**EXERCISE OBJECTIVE**
Do any lines in the data below contain "assets"? If so, copy every one of them.

**DATA PROVIDED**
++++

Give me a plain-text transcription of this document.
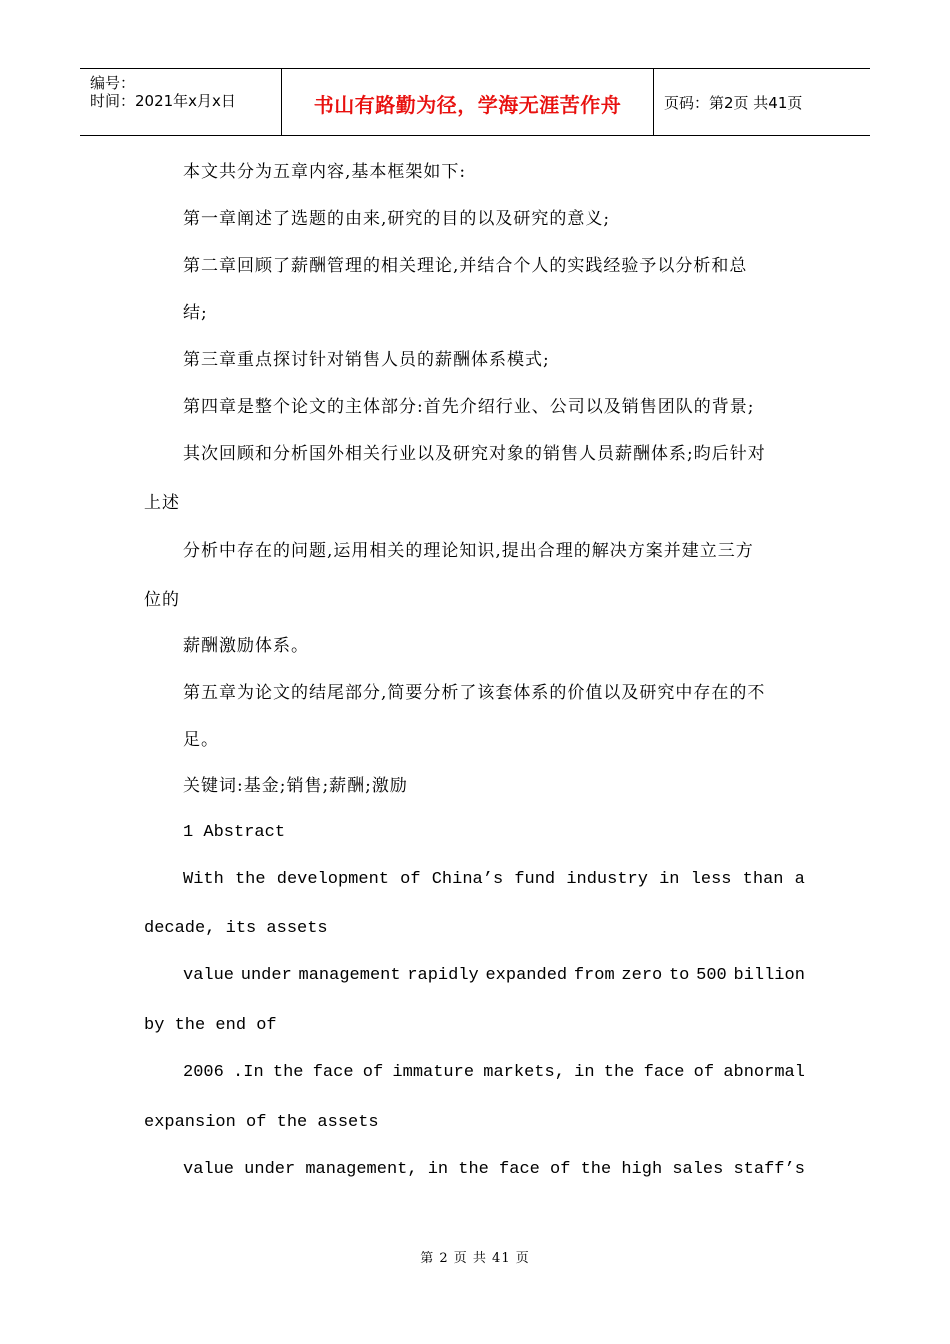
编号：
时间：2021年x月x日	书山有路勤为径，学海无涯苦作舟	页码：第2页 共41页
本文共分为五章内容,基本框架如下:
第一章阐述了选题的由来,研究的目的以及研究的意义;
第二章回顾了薪酬管理的相关理论,并结合个人的实践经验予以分析和总
结;
第三章重点探讨针对销售人员的薪酬体系模式;
第四章是整个论文的主体部分:首先介绍行业、公司以及销售团队的背景;
其次回顾和分析国外相关行业以及研究对象的销售人员薪酬体系;昀后针对
上述
分析中存在的问题,运用相关的理论知识,提出合理的解决方案并建立三方
位的
薪酬激励体系。
第五章为论文的结尾部分,简要分析了该套体系的价值以及研究中存在的不
足。
关键词:基金;销售;薪酬;激励
1 Abstract
With the development of China’s fund industry in less than a
decade, its assets
value under management rapidly expanded from zero to 500 billion
by the end of
2006 .In the face of immature markets, in the face of abnormal
expansion of the assets
value under management, in the face of the high sales staff’s
第 2 页 共 41 页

++++

**RESPONSE**
decade, its assets
expansion of the assets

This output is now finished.